*Task requirements*. Rewrite the listing below, changing every "Script content" to "Script body" and keeping everything else the same. Omit the pictures from your answer.

[Layout annotation records]
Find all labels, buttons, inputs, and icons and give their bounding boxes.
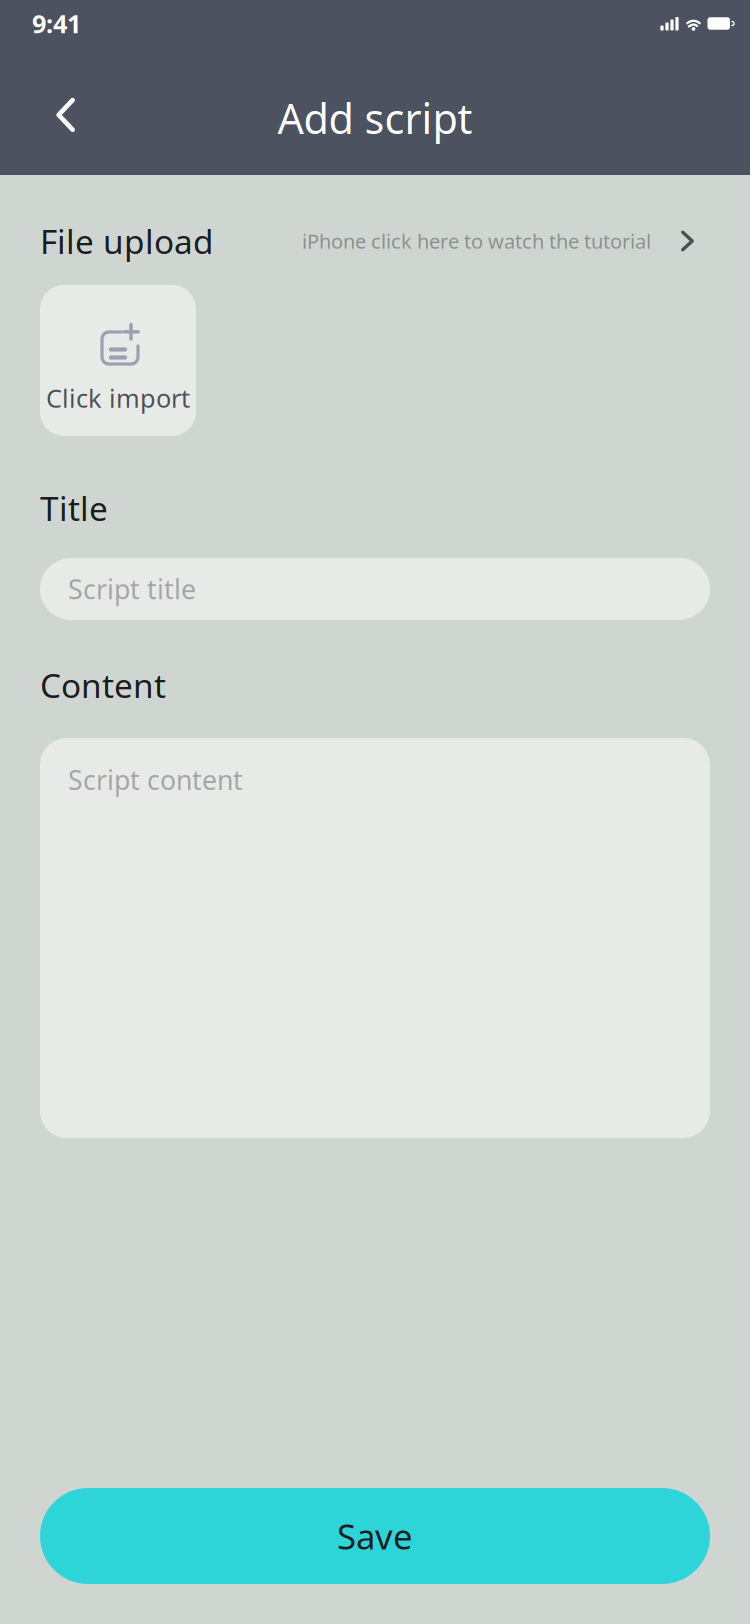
button[interactable]: Script content (40, 738, 710, 1138)
button[interactable]: Save (40, 1488, 710, 1584)
button[interactable]: Back (34, 70, 98, 160)
staticText: Content (40, 663, 166, 707)
staticText: Add script (278, 91, 472, 146)
button[interactable]: Click import (40, 285, 196, 436)
staticText: iPhone click here to watch the tutorial (302, 228, 651, 254)
button[interactable]: iPhone click here to watch the tutorial (299, 228, 710, 254)
staticText: File upload (40, 219, 214, 263)
staticText: 9:41 (32, 7, 81, 40)
button[interactable]: Script title (40, 558, 710, 620)
staticText: Script title (68, 571, 196, 607)
staticText: Save (337, 1513, 413, 1559)
staticText: Click import (46, 381, 190, 415)
staticText: Title (40, 486, 108, 530)
staticText: Script content (68, 762, 243, 797)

*Written response*.
Find all labels, buttons, inputs, and icons and give their bounding boxes.
button[interactable]: Script body (40, 738, 710, 1138)
button[interactable]: Save (40, 1488, 710, 1584)
button[interactable]: Back (34, 70, 98, 160)
staticText: Content (40, 663, 166, 707)
staticText: Add script (278, 91, 472, 146)
button[interactable]: Click import (40, 285, 196, 436)
staticText: iPhone click here to watch the tutorial (302, 228, 651, 254)
button[interactable]: iPhone click here to watch the tutorial (299, 228, 710, 254)
staticText: File upload (40, 219, 214, 263)
staticText: 9:41 (32, 7, 81, 40)
button[interactable]: Script title (40, 558, 710, 620)
staticText: Script title (68, 571, 196, 607)
staticText: Save (337, 1513, 413, 1559)
staticText: Click import (46, 381, 190, 415)
staticText: Title (40, 486, 108, 530)
staticText: Script body (68, 762, 243, 797)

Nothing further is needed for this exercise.